> [Görev tanımı]
Aşağıdaki kayıtların tamamındaki satırları hiçbir değişiklik yapmadan, olduğu gibi çıkarın.

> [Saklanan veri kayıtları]
☆ ☆ ☆
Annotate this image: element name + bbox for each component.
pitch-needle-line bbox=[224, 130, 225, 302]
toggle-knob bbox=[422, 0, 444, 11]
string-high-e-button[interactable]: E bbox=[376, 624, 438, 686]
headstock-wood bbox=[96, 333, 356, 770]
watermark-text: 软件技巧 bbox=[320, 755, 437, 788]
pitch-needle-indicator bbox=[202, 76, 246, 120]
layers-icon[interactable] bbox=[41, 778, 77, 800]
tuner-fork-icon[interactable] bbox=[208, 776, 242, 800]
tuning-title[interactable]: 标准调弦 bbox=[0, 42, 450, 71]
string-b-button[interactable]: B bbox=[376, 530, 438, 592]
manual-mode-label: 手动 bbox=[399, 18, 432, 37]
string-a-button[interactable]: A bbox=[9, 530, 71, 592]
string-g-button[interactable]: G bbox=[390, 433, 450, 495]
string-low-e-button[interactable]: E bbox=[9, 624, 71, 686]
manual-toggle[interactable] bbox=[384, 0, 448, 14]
☆ ☆ ☆
> [Alıştırma yanıtı]
Annotate this image: element name + bbox for each component.
pitch-needle-line bbox=[224, 130, 225, 302]
toggle-knob bbox=[422, 0, 444, 11]
string-high-e-button[interactable]: E bbox=[376, 624, 438, 686]
headstock-wood bbox=[96, 333, 356, 770]
watermark-text: 软件技巧 bbox=[320, 755, 437, 788]
pitch-needle-indicator bbox=[202, 76, 246, 120]
layers-icon[interactable] bbox=[41, 778, 77, 800]
tuner-fork-icon[interactable] bbox=[208, 776, 242, 800]
tuning-title[interactable]: 标准调弦 bbox=[0, 42, 450, 71]
string-b-button[interactable]: B bbox=[376, 530, 438, 592]
manual-mode-label: 手动 bbox=[399, 18, 432, 37]
string-a-button[interactable]: A bbox=[9, 530, 71, 592]
string-g-button[interactable]: G bbox=[390, 433, 450, 495]
string-low-e-button[interactable]: E bbox=[9, 624, 71, 686]
manual-toggle[interactable] bbox=[384, 0, 448, 14]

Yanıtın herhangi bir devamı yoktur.